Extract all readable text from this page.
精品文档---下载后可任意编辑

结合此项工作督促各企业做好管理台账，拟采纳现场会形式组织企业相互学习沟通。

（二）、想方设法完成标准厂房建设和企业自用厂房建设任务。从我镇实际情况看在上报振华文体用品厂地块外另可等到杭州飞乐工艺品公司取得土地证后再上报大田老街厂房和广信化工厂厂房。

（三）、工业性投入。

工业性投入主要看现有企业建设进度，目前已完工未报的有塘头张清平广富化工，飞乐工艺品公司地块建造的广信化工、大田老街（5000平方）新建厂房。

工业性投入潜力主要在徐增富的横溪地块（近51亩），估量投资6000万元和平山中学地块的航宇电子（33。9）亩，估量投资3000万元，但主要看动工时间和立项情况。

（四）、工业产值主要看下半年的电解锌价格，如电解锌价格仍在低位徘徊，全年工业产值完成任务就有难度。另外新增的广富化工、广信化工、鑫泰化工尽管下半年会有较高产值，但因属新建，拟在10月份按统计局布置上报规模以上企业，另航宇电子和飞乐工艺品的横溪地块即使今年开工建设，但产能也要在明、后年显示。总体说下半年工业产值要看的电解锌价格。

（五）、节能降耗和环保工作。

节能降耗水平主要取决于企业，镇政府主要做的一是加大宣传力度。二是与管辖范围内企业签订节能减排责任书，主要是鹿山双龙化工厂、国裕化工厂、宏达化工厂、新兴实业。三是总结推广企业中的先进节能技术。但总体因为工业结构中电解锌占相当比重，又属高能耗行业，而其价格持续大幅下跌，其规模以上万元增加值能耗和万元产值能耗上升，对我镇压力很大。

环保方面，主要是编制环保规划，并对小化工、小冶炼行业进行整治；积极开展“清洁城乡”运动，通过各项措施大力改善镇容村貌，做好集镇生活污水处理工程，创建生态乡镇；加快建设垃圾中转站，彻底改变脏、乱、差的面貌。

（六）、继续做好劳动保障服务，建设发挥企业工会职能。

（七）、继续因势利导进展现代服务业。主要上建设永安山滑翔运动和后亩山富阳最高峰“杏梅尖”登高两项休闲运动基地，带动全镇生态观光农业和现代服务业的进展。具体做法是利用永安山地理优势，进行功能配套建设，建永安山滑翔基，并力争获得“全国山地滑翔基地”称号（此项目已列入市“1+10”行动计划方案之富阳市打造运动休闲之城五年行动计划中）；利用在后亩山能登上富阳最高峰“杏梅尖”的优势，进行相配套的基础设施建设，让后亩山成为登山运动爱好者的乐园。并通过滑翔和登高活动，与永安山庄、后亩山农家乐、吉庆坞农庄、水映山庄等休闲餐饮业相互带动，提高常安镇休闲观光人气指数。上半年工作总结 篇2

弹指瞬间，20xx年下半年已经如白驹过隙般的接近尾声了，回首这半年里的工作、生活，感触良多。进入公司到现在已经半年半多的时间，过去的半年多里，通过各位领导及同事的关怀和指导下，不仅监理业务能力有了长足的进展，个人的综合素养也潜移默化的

■ What is being asked ■
Retype all of the entries precisely as they are.

■ The result ■
Extract all readable text from this page.
精品文档---下载后可任意编辑

结合此项工作督促各企业做好管理台账，拟采纳现场会形式组织企业相互学习沟通。

（二）、想方设法完成标准厂房建设和企业自用厂房建设任务。从我镇实际情况看在上报振华文体用品厂地块外另可等到杭州飞乐工艺品公司取得土地证后再上报大田老街厂房和广信化工厂厂房。

（三）、工业性投入。

工业性投入主要看现有企业建设进度，目前已完工未报的有塘头张清平广富化工，飞乐工艺品公司地块建造的广信化工、大田老街（5000平方）新建厂房。

工业性投入潜力主要在徐增富的横溪地块（近51亩），估量投资6000万元和平山中学地块的航宇电子（33。9）亩，估量投资3000万元，但主要看动工时间和立项情况。

（四）、工业产值主要看下半年的电解锌价格，如电解锌价格仍在低位徘徊，全年工业产值完成任务就有难度。另外新增的广富化工、广信化工、鑫泰化工尽管下半年会有较高产值，但因属新建，拟在10月份按统计局布置上报规模以上企业，另航宇电子和飞乐工艺品的横溪地块即使今年开工建设，但产能也要在明、后年显示。总体说下半年工业产值要看的电解锌价格。

（五）、节能降耗和环保工作。

节能降耗水平主要取决于企业，镇政府主要做的一是加大宣传力度。二是与管辖范围内企业签订节能减排责任书，主要是鹿山双龙化工厂、国裕化工厂、宏达化工厂、新兴实业。三是总结推广企业中的先进节能技术。但总体因为工业结构中电解锌占相当比重，又属高能耗行业，而其价格持续大幅下跌，其规模以上万元增加值能耗和万元产值能耗上升，对我镇压力很大。

环保方面，主要是编制环保规划，并对小化工、小冶炼行业进行整治；积极开展“清洁城乡”运动，通过各项措施大力改善镇容村貌，做好集镇生活污水处理工程，创建生态乡镇；加快建设垃圾中转站，彻底改变脏、乱、差的面貌。

（六）、继续做好劳动保障服务，建设发挥企业工会职能。

（七）、继续因势利导进展现代服务业。主要上建设永安山滑翔运动和后亩山富阳最高峰“杏梅尖”登高两项休闲运动基地，带动全镇生态观光农业和现代服务业的进展。具体做法是利用永安山地理优势，进行功能配套建设，建永安山滑翔基，并力争获得“全国山地滑翔基地”称号（此项目已列入市“1+10”行动计划方案之富阳市打造运动休闲之城五年行动计划中）；利用在后亩山能登上富阳最高峰“杏梅尖”的优势，进行相配套的基础设施建设，让后亩山成为登山运动爱好者的乐园。并通过滑翔和登高活动，与永安山庄、后亩山农家乐、吉庆坞农庄、水映山庄等休闲餐饮业相互带动，提高常安镇休闲观光人气指数。上半年工作总结 篇2

弹指瞬间，20xx年下半年已经如白驹过隙般的接近尾声了，回首这半年里的工作、生活，感触良多。进入公司到现在已经半年半多的时间，过去的半年多里，通过各位领导及同事的关怀和指导下，不仅监理业务能力有了长足的进展，个人的综合素养也潜移默化的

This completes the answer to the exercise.